**What is asked:** Extract every line below that contains the word "Eckpunkte".

**Provided data:**
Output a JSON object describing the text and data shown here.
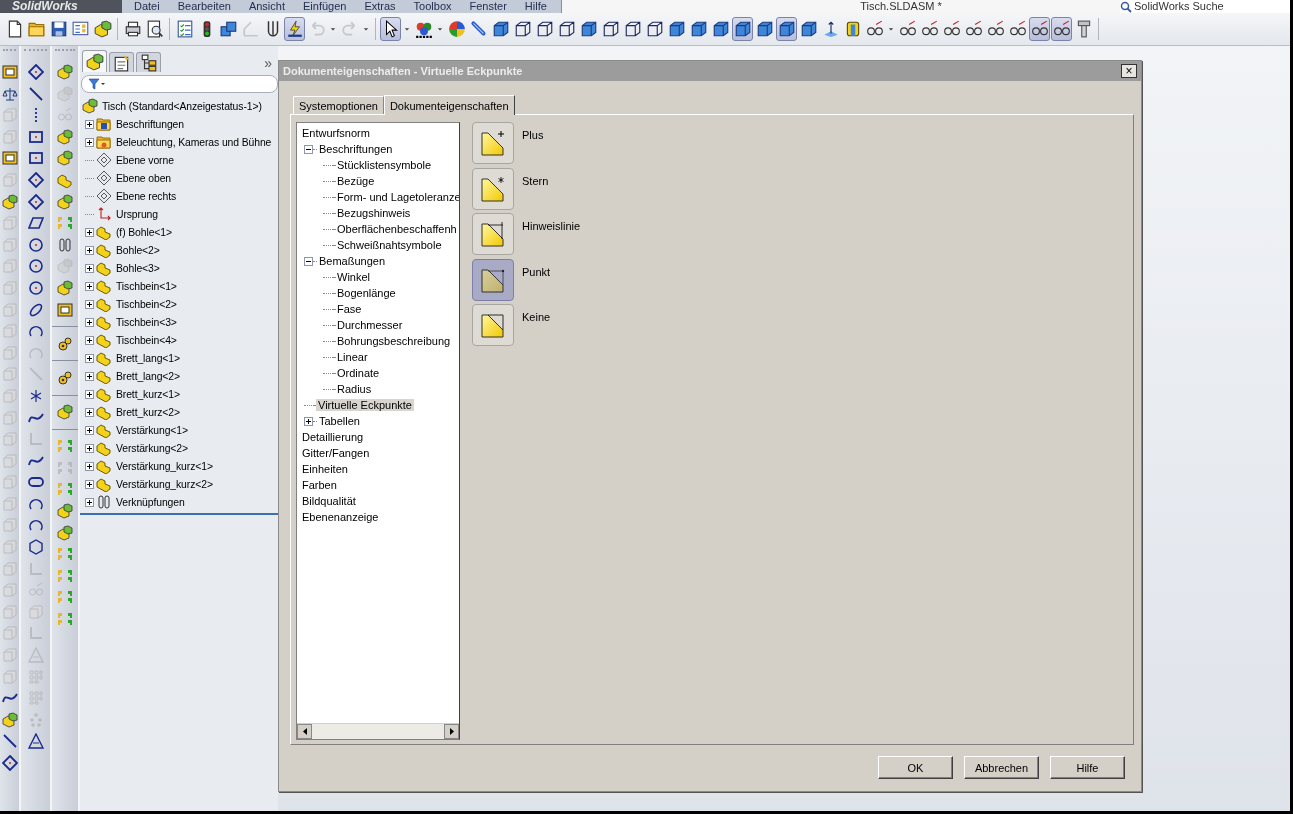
{
  "app": {
    "logo": "SolidWorks",
    "menu": [
      "Datei",
      "Bearbeiten",
      "Ansicht",
      "Einfügen",
      "Extras",
      "Toolbox",
      "Fenster",
      "Hilfe"
    ],
    "document_title": "Tisch.SLDASM *",
    "search": {
      "placeholder": "SolidWorks Suche"
    }
  },
  "toolbar": [
    {
      "kind": "doc",
      "selected": false,
      "disabled": false
    },
    {
      "kind": "folder",
      "selected": false,
      "disabled": false
    },
    {
      "kind": "disk",
      "selected": false,
      "disabled": false
    },
    {
      "kind": "sheet",
      "selected": false,
      "disabled": false
    },
    {
      "kind": "blocks",
      "selected": false,
      "disabled": false
    },
    {
      "kind": "separator"
    },
    {
      "kind": "printer",
      "selected": false,
      "disabled": false
    },
    {
      "kind": "preview",
      "selected": false,
      "disabled": false
    },
    {
      "kind": "separator"
    },
    {
      "kind": "list",
      "selected": false,
      "disabled": false
    },
    {
      "kind": "light",
      "selected": false,
      "disabled": false
    },
    {
      "kind": "cubes",
      "selected": false,
      "disabled": false
    },
    {
      "kind": "sketch",
      "selected": false,
      "disabled": true
    },
    {
      "kind": "pen",
      "selected": false,
      "disabled": false
    },
    {
      "kind": "rebuild",
      "selected": true,
      "disabled": false
    },
    {
      "kind": "undo",
      "selected": false,
      "disabled": true
    },
    {
      "kind": "caret",
      "selected": false,
      "disabled": false
    },
    {
      "kind": "redo",
      "selected": false,
      "disabled": true
    },
    {
      "kind": "caret",
      "selected": false,
      "disabled": false
    },
    {
      "kind": "separator"
    },
    {
      "kind": "arrow",
      "selected": true,
      "disabled": false
    },
    {
      "kind": "caret",
      "selected": false,
      "disabled": false
    },
    {
      "kind": "spheres",
      "selected": false,
      "disabled": false
    },
    {
      "kind": "caret",
      "selected": false,
      "disabled": false
    },
    {
      "kind": "ball",
      "selected": false,
      "disabled": false
    },
    {
      "kind": "pin",
      "selected": false,
      "disabled": false
    },
    {
      "kind": "cube",
      "selected": false,
      "disabled": false
    },
    {
      "kind": "wirecube",
      "selected": false,
      "disabled": false
    },
    {
      "kind": "wirecube",
      "selected": false,
      "disabled": false
    },
    {
      "kind": "wirecube",
      "selected": false,
      "disabled": false
    },
    {
      "kind": "cube",
      "selected": false,
      "disabled": false
    },
    {
      "kind": "wirecube",
      "selected": false,
      "disabled": false
    },
    {
      "kind": "wirecube",
      "selected": false,
      "disabled": false
    },
    {
      "kind": "wirecube",
      "selected": false,
      "disabled": false
    },
    {
      "kind": "cube",
      "selected": false,
      "disabled": false
    },
    {
      "kind": "cube",
      "selected": false,
      "disabled": false
    },
    {
      "kind": "cube",
      "selected": false,
      "disabled": false
    },
    {
      "kind": "cube",
      "selected": true,
      "disabled": false
    },
    {
      "kind": "cube",
      "selected": false,
      "disabled": false
    },
    {
      "kind": "cube",
      "selected": true,
      "disabled": false
    },
    {
      "kind": "cube",
      "selected": false,
      "disabled": false
    },
    {
      "kind": "axis",
      "selected": false,
      "disabled": false
    },
    {
      "kind": "cylinder",
      "selected": false,
      "disabled": false
    },
    {
      "kind": "glasses",
      "selected": false,
      "disabled": false
    },
    {
      "kind": "caret",
      "selected": false,
      "disabled": false
    },
    {
      "kind": "glasses",
      "selected": false,
      "disabled": false
    },
    {
      "kind": "glasses",
      "selected": false,
      "disabled": false
    },
    {
      "kind": "glasses",
      "selected": false,
      "disabled": false
    },
    {
      "kind": "glasses",
      "selected": false,
      "disabled": false
    },
    {
      "kind": "glasses",
      "selected": false,
      "disabled": false
    },
    {
      "kind": "glasses",
      "selected": false,
      "disabled": false
    },
    {
      "kind": "glasses",
      "selected": true,
      "disabled": false
    },
    {
      "kind": "glasses",
      "selected": true,
      "disabled": false
    },
    {
      "kind": "bolt",
      "selected": false,
      "disabled": false
    },
    {
      "kind": "separator"
    }
  ],
  "side_toolbars": [
    [
      {
        "kind": "window",
        "disabled": false
      },
      {
        "kind": "scale",
        "disabled": false
      },
      {
        "kind": "box",
        "disabled": true
      },
      {
        "kind": "box",
        "disabled": true
      },
      {
        "kind": "window",
        "disabled": false
      },
      {
        "kind": "box",
        "disabled": true
      },
      {
        "kind": "blocks",
        "disabled": false
      },
      {
        "kind": "box",
        "disabled": true
      },
      {
        "kind": "box",
        "disabled": true
      },
      {
        "kind": "box",
        "disabled": true
      },
      {
        "kind": "box",
        "disabled": true
      },
      {
        "kind": "box",
        "disabled": true
      },
      {
        "kind": "box",
        "disabled": true
      },
      {
        "kind": "box",
        "disabled": true
      },
      {
        "kind": "box",
        "disabled": true
      },
      {
        "kind": "box",
        "disabled": true
      },
      {
        "kind": "box",
        "disabled": true
      },
      {
        "kind": "box",
        "disabled": true
      },
      {
        "kind": "box",
        "disabled": true
      },
      {
        "kind": "box",
        "disabled": true
      },
      {
        "kind": "box",
        "disabled": true
      },
      {
        "kind": "box",
        "disabled": true
      },
      {
        "kind": "box",
        "disabled": true
      },
      {
        "kind": "box",
        "disabled": true
      },
      {
        "kind": "box",
        "disabled": true
      },
      {
        "kind": "box",
        "disabled": true
      },
      {
        "kind": "box",
        "disabled": true
      },
      {
        "kind": "box",
        "disabled": true
      },
      {
        "kind": "box",
        "disabled": true
      },
      {
        "kind": "curve",
        "disabled": false
      },
      {
        "kind": "blocks",
        "disabled": false
      },
      {
        "kind": "line",
        "disabled": false
      },
      {
        "kind": "diamond",
        "disabled": false
      }
    ],
    [
      {
        "kind": "diamond",
        "disabled": false
      },
      {
        "kind": "line",
        "disabled": false
      },
      {
        "kind": "dotline",
        "disabled": false
      },
      {
        "kind": "rect",
        "disabled": false
      },
      {
        "kind": "rect",
        "disabled": false
      },
      {
        "kind": "diamond",
        "disabled": false
      },
      {
        "kind": "diamond",
        "disabled": false
      },
      {
        "kind": "parallelogram",
        "disabled": false
      },
      {
        "kind": "circle",
        "disabled": false
      },
      {
        "kind": "circle",
        "disabled": false
      },
      {
        "kind": "circle",
        "disabled": false
      },
      {
        "kind": "ellipse",
        "disabled": false
      },
      {
        "kind": "arc",
        "disabled": false
      },
      {
        "kind": "arc",
        "disabled": true
      },
      {
        "kind": "line",
        "disabled": true
      },
      {
        "kind": "point",
        "disabled": false
      },
      {
        "kind": "curve",
        "disabled": false
      },
      {
        "kind": "corner",
        "disabled": true
      },
      {
        "kind": "curve",
        "disabled": false
      },
      {
        "kind": "slot",
        "disabled": false
      },
      {
        "kind": "arc",
        "disabled": false
      },
      {
        "kind": "arc",
        "disabled": false
      },
      {
        "kind": "hexagon",
        "disabled": false
      },
      {
        "kind": "corner",
        "disabled": true
      },
      {
        "kind": "glasses",
        "disabled": true
      },
      {
        "kind": "box",
        "disabled": true
      },
      {
        "kind": "corner",
        "disabled": true
      },
      {
        "kind": "triangle",
        "disabled": true
      },
      {
        "kind": "grid",
        "disabled": true
      },
      {
        "kind": "grid",
        "disabled": true
      },
      {
        "kind": "dots",
        "disabled": true
      },
      {
        "kind": "triangle",
        "disabled": false
      }
    ],
    [
      {
        "kind": "blocks",
        "disabled": false
      },
      {
        "kind": "blocks",
        "disabled": true
      },
      {
        "kind": "glasses",
        "disabled": true
      },
      {
        "kind": "blocks",
        "disabled": false
      },
      {
        "kind": "blocks",
        "disabled": false
      },
      {
        "kind": "part",
        "disabled": false
      },
      {
        "kind": "blocks",
        "disabled": false
      },
      {
        "kind": "mate",
        "disabled": false
      },
      {
        "kind": "clip",
        "disabled": false
      },
      {
        "kind": "blocks",
        "disabled": true
      },
      {
        "kind": "blocks",
        "disabled": false
      },
      {
        "kind": "window",
        "disabled": false
      },
      {
        "kind": "separator"
      },
      {
        "kind": "gear",
        "disabled": false
      },
      {
        "kind": "separator"
      },
      {
        "kind": "gear",
        "disabled": false
      },
      {
        "kind": "separator"
      },
      {
        "kind": "blocks",
        "disabled": false
      },
      {
        "kind": "separator"
      },
      {
        "kind": "mate",
        "disabled": false
      },
      {
        "kind": "mate",
        "disabled": true
      },
      {
        "kind": "mate",
        "disabled": false
      },
      {
        "kind": "blocks",
        "disabled": false
      },
      {
        "kind": "blocks",
        "disabled": false
      },
      {
        "kind": "mate",
        "disabled": false
      },
      {
        "kind": "mate",
        "disabled": false
      },
      {
        "kind": "mate",
        "disabled": false
      },
      {
        "kind": "mate",
        "disabled": false
      }
    ]
  ],
  "feature_manager": {
    "tabs": [
      {
        "kind": "tree",
        "selected": true
      },
      {
        "kind": "properties",
        "selected": false
      },
      {
        "kind": "config",
        "selected": false
      }
    ],
    "more": "»",
    "tree": [
      {
        "label": "Tisch  (Standard<Anzeigestatus-1>)",
        "kind": "blocks",
        "selected": false,
        "children": [
          {
            "label": "Beschriftungen",
            "kind": "folder-a",
            "expanded": false,
            "selected": false
          },
          {
            "label": "Beleuchtung, Kameras und Bühne",
            "kind": "folder-light",
            "expanded": false,
            "selected": false
          },
          {
            "label": "Ebene vorne",
            "kind": "plane",
            "selected": false
          },
          {
            "label": "Ebene oben",
            "kind": "plane",
            "selected": false
          },
          {
            "label": "Ebene rechts",
            "kind": "plane",
            "selected": false
          },
          {
            "label": "Ursprung",
            "kind": "origin",
            "selected": false
          },
          {
            "label": "(f) Bohle<1>",
            "kind": "part",
            "expanded": false,
            "selected": false
          },
          {
            "label": "Bohle<2>",
            "kind": "part",
            "expanded": false,
            "selected": false
          },
          {
            "label": "Bohle<3>",
            "kind": "part",
            "expanded": false,
            "selected": false
          },
          {
            "label": "Tischbein<1>",
            "kind": "part",
            "expanded": false,
            "selected": false
          },
          {
            "label": "Tischbein<2>",
            "kind": "part",
            "expanded": false,
            "selected": false
          },
          {
            "label": "Tischbein<3>",
            "kind": "part",
            "expanded": false,
            "selected": false
          },
          {
            "label": "Tischbein<4>",
            "kind": "part",
            "expanded": false,
            "selected": false
          },
          {
            "label": "Brett_lang<1>",
            "kind": "part",
            "expanded": false,
            "selected": false
          },
          {
            "label": "Brett_lang<2>",
            "kind": "part",
            "expanded": false,
            "selected": false
          },
          {
            "label": "Brett_kurz<1>",
            "kind": "part",
            "expanded": false,
            "selected": false
          },
          {
            "label": "Brett_kurz<2>",
            "kind": "part",
            "expanded": false,
            "selected": false
          },
          {
            "label": "Verstärkung<1>",
            "kind": "part",
            "expanded": false,
            "selected": false
          },
          {
            "label": "Verstärkung<2>",
            "kind": "part",
            "expanded": false,
            "selected": false
          },
          {
            "label": "Verstärkung_kurz<1>",
            "kind": "part",
            "expanded": false,
            "selected": false
          },
          {
            "label": "Verstärkung_kurz<2>",
            "kind": "part",
            "expanded": false,
            "selected": false
          },
          {
            "label": "Verknüpfungen",
            "kind": "clip",
            "expanded": false,
            "selected": false
          }
        ]
      }
    ]
  },
  "dialog": {
    "title": "Dokumenteigenschaften - Virtuelle Eckpunkte",
    "close": "×",
    "tabs": [
      {
        "label": "Systemoptionen",
        "selected": false
      },
      {
        "label": "Dokumenteigenschaften",
        "selected": true
      }
    ],
    "tree": [
      {
        "label": "Entwurfsnorm",
        "selected": false,
        "children": [
          {
            "label": "Beschriftungen",
            "expanded": true,
            "selected": false,
            "children": [
              {
                "label": "Stücklistensymbole",
                "selected": false
              },
              {
                "label": "Bezüge",
                "selected": false
              },
              {
                "label": "Form- und Lagetoleranze",
                "selected": false
              },
              {
                "label": "Bezugshinweis",
                "selected": false
              },
              {
                "label": "Oberflächenbeschaffenh",
                "selected": false
              },
              {
                "label": "Schweißnahtsymbole",
                "selected": false
              }
            ]
          },
          {
            "label": "Bemaßungen",
            "expanded": true,
            "selected": false,
            "children": [
              {
                "label": "Winkel",
                "selected": false
              },
              {
                "label": "Bogenlänge",
                "selected": false
              },
              {
                "label": "Fase",
                "selected": false
              },
              {
                "label": "Durchmesser",
                "selected": false
              },
              {
                "label": "Bohrungsbeschreibung",
                "selected": false
              },
              {
                "label": "Linear",
                "selected": false
              },
              {
                "label": "Ordinate",
                "selected": false
              },
              {
                "label": "Radius",
                "selected": false
              }
            ]
          },
          {
            "label": "Virtuelle Eckpunkte",
            "selected": true
          },
          {
            "label": "Tabellen",
            "expanded": false,
            "selected": false
          }
        ]
      },
      {
        "label": "Detaillierung",
        "selected": false
      },
      {
        "label": "Gitter/Fangen",
        "selected": false
      },
      {
        "label": "Einheiten",
        "selected": false
      },
      {
        "label": "Farben",
        "selected": false
      },
      {
        "label": "Bildqualität",
        "selected": false
      },
      {
        "label": "Ebenenanzeige",
        "selected": false
      }
    ],
    "options": [
      {
        "label": "Plus",
        "kind": "plus",
        "selected": false
      },
      {
        "label": "Stern",
        "kind": "star",
        "selected": false
      },
      {
        "label": "Hinweislinie",
        "kind": "leader",
        "selected": false
      },
      {
        "label": "Punkt",
        "kind": "point",
        "selected": true
      },
      {
        "label": "Keine",
        "kind": "none",
        "selected": false
      }
    ],
    "buttons": [
      "OK",
      "Abbrechen",
      "Hilfe"
    ]
  }
}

**Finished task:**
    "title": "Dokumenteigenschaften - Virtuelle Eckpunkte",
            "label": "Virtuelle Eckpunkte",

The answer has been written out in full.